Figure dataset records
......

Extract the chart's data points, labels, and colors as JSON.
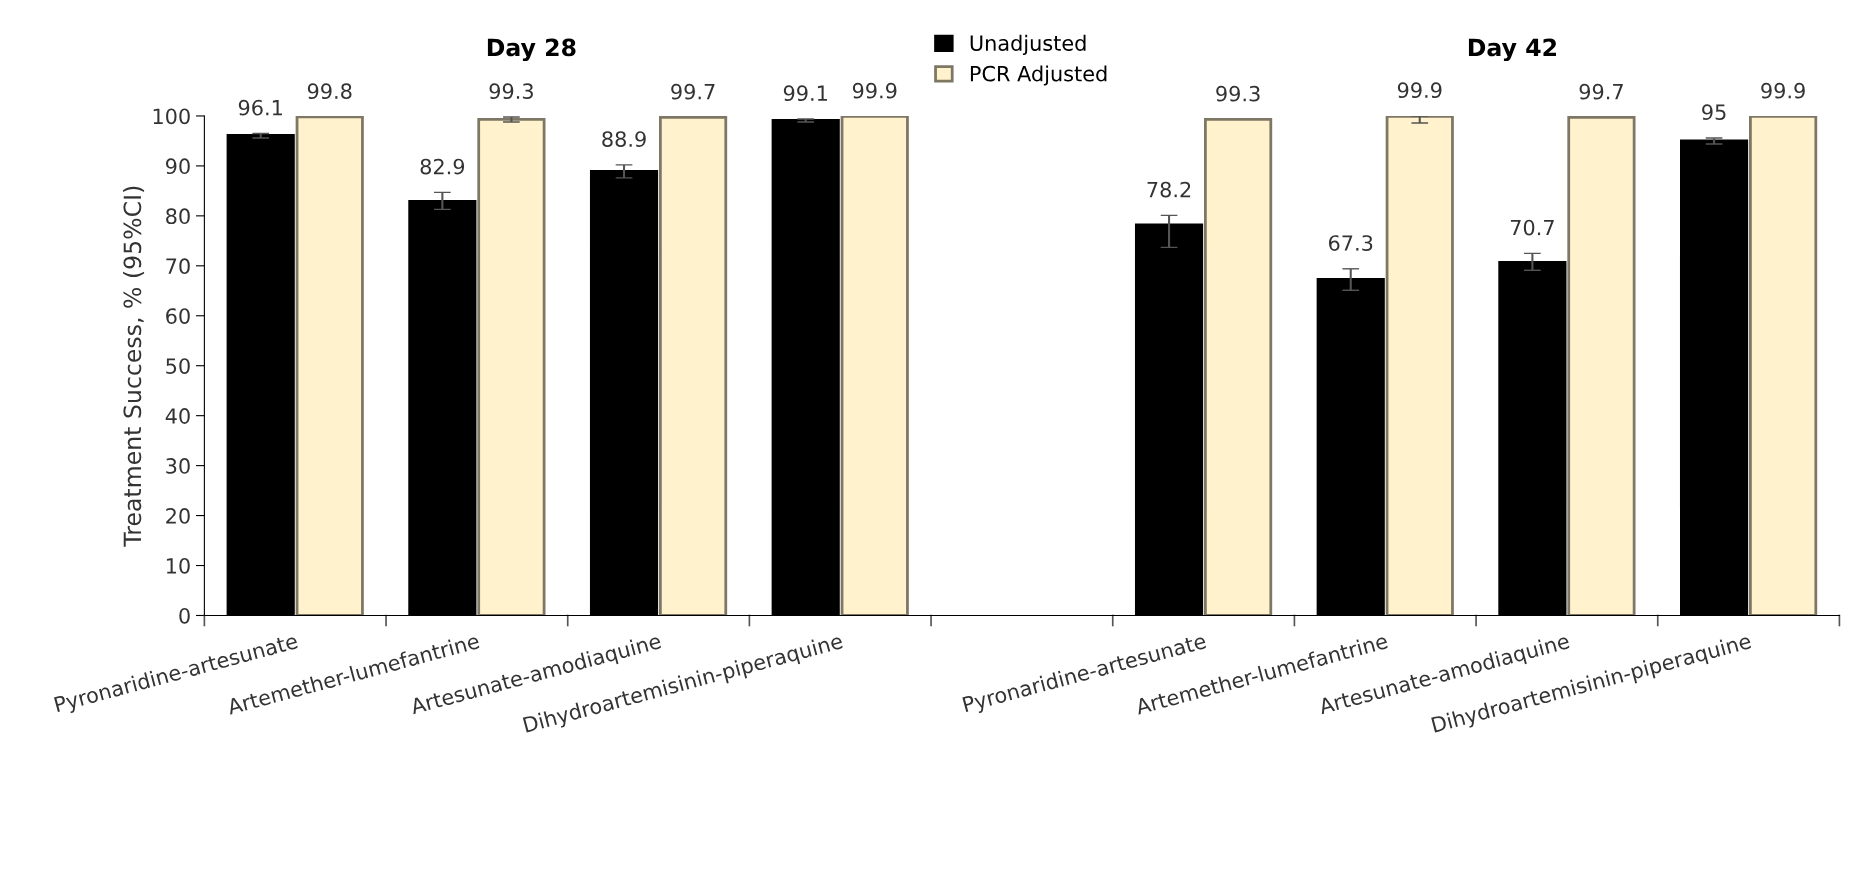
{
  "chart_data": {
    "type": "bar",
    "ylabel": "Treatment Success, % (95%CI)",
    "annotations": [
      "Day 28",
      "Day 42"
    ],
    "categories": [
      "Pyronaridine-artesunate",
      "Artemether-lumefantrine",
      "Artesunate-amodiaquine",
      "Dihydroartemisinin-piperaquine",
      null,
      "Pyronaridine-artesunate",
      "Artemether-lumefantrine",
      "Artesunate-amodiaquine",
      "Dihydroartemisinin-piperaquine"
    ],
    "series": [
      {
        "name": "Unadjusted",
        "color": "#000000",
        "values": [
          96.1,
          82.9,
          88.9,
          99.1,
          null,
          78.2,
          67.3,
          70.7,
          95
        ],
        "errors": [
          [
            95.6,
            96.5
          ],
          [
            81.3,
            84.7
          ],
          [
            87.6,
            90.2
          ],
          [
            98.8,
            99.4
          ],
          null,
          [
            73.7,
            80.1
          ],
          [
            65.1,
            69.4
          ],
          [
            69.1,
            72.5
          ],
          [
            94.4,
            95.6
          ]
        ]
      },
      {
        "name": "PCR Adjusted",
        "color": "#fff2cc",
        "values": [
          99.8,
          99.3,
          99.7,
          99.9,
          null,
          99.3,
          99.9,
          99.7,
          99.9
        ],
        "errors": [
          null,
          [
            98.8,
            99.8
          ],
          null,
          null,
          null,
          null,
          [
            98.6,
            100
          ],
          null,
          null
        ]
      }
    ],
    "ylim": [
      0,
      100
    ],
    "yticks": [
      0,
      10,
      20,
      30,
      40,
      50,
      60,
      70,
      80,
      90,
      100
    ],
    "data_labels": true,
    "grid": false,
    "legend": "top"
  }
}
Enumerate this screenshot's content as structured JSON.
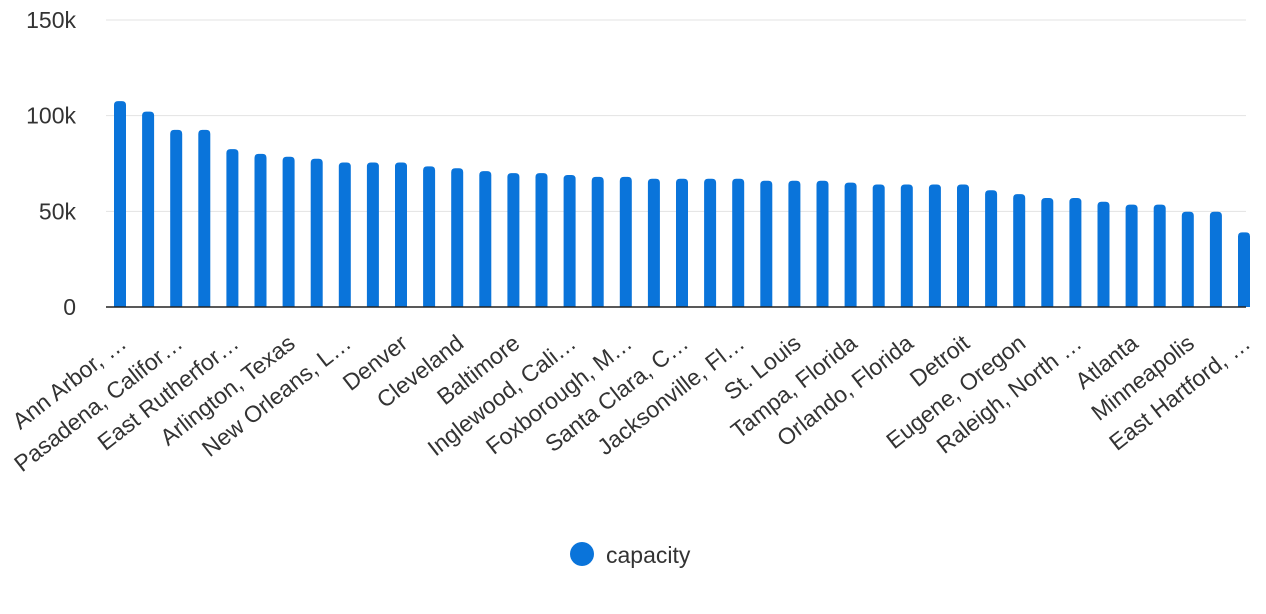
{
  "chart_data": {
    "type": "bar",
    "categories": [
      "Ann Arbor, …",
      "",
      "Pasadena, Califor…",
      "",
      "East Rutherfor…",
      "",
      "Arlington, Texas",
      "",
      "New Orleans, L…",
      "",
      "Denver",
      "",
      "Cleveland",
      "",
      "Baltimore",
      "",
      "Inglewood, Cali…",
      "",
      "Foxborough, M…",
      "",
      "Santa Clara, C…",
      "",
      "Jacksonville, Fl…",
      "",
      "St. Louis",
      "",
      "Tampa, Florida",
      "",
      "Orlando, Florida",
      "",
      "Detroit",
      "",
      "Eugene, Oregon",
      "",
      "Raleigh, North …",
      "",
      "Atlanta",
      "",
      "Minneapolis",
      "",
      "East Hartford, …"
    ],
    "series": [
      {
        "name": "capacity",
        "color": "#0a74da",
        "values": [
          107601,
          102083,
          92542,
          92542,
          82500,
          80000,
          78500,
          77500,
          75500,
          75500,
          75500,
          73500,
          72500,
          71000,
          70000,
          70000,
          69000,
          68000,
          68000,
          67000,
          67000,
          67000,
          67000,
          66000,
          66000,
          66000,
          65000,
          64000,
          64000,
          64000,
          64000,
          61000,
          59000,
          57000,
          57000,
          55000,
          53500,
          53500,
          49800,
          49800,
          39000
        ]
      }
    ],
    "yticks": [
      "0",
      "50k",
      "100k",
      "150k"
    ],
    "ytick_values": [
      0,
      50000,
      100000,
      150000
    ],
    "ylim": [
      0,
      150000
    ],
    "grid": true,
    "legend": "bottom-center",
    "title": "",
    "xlabel": "",
    "ylabel": ""
  }
}
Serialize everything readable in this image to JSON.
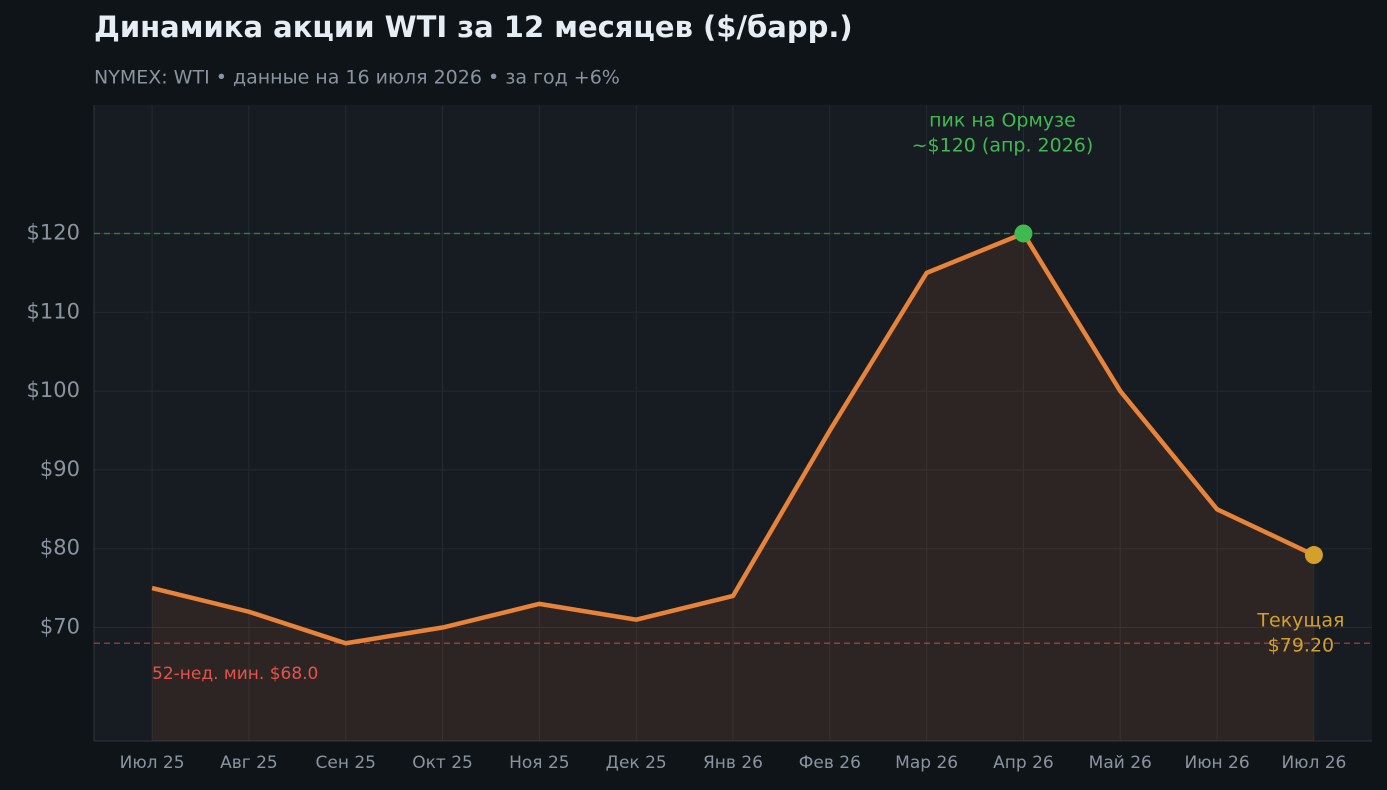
{
  "chart_data": {
    "type": "line",
    "title": "Динамика акции WTI за 12 месяцев ($/барр.)",
    "subtitle": "NYMEX: WTI  •  данные на 16 июля 2026  •  за год +6%",
    "categories": [
      "Июл 25",
      "Авг 25",
      "Сен 25",
      "Окт 25",
      "Ноя 25",
      "Дек 25",
      "Янв 26",
      "Фев 26",
      "Мар 26",
      "Апр 26",
      "Май 26",
      "Июн 26",
      "Июл 26"
    ],
    "values": [
      75,
      72,
      68,
      70,
      73,
      71,
      74,
      95,
      115,
      120,
      100,
      85,
      79.2
    ],
    "color": "#e8833a",
    "ylim": [
      55.6,
      136.3
    ],
    "yticks": [
      {
        "value": 70,
        "label": "$70"
      },
      {
        "value": 80,
        "label": "$80"
      },
      {
        "value": 90,
        "label": "$90"
      },
      {
        "value": 100,
        "label": "$100"
      },
      {
        "value": 110,
        "label": "$110"
      },
      {
        "value": 120,
        "label": "$120"
      }
    ],
    "grid": true,
    "hlines": [
      {
        "value": 120,
        "color": "#3fb950"
      },
      {
        "value": 68,
        "color": "#e5534b"
      }
    ],
    "highlights": [
      {
        "index": 9,
        "color": "#3fb950"
      },
      {
        "index": 12,
        "color": "#d4a02a"
      }
    ],
    "annotations": [
      {
        "lines": [
          "пик на Ормузе",
          "~$120 (апр. 2026)"
        ],
        "color": "#3fb950"
      },
      {
        "lines": [
          "Текущая",
          "$79.20"
        ],
        "color": "#d4a02a"
      },
      {
        "lines": [
          "52-нед. мин. $68.0"
        ],
        "color": "#e5534b"
      }
    ]
  }
}
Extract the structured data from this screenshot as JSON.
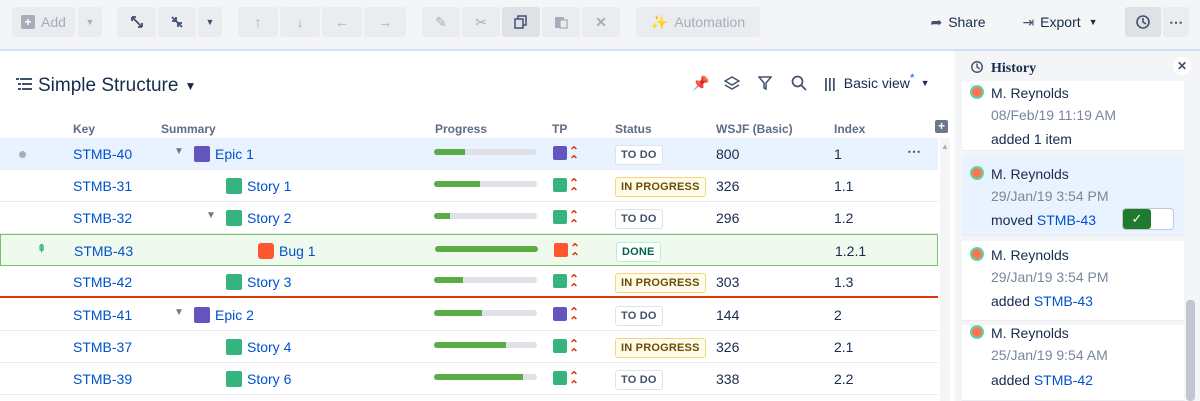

......

[AIM]
Work out how many lines above contain the word "JSON". Give only the number.

[RESULT]
4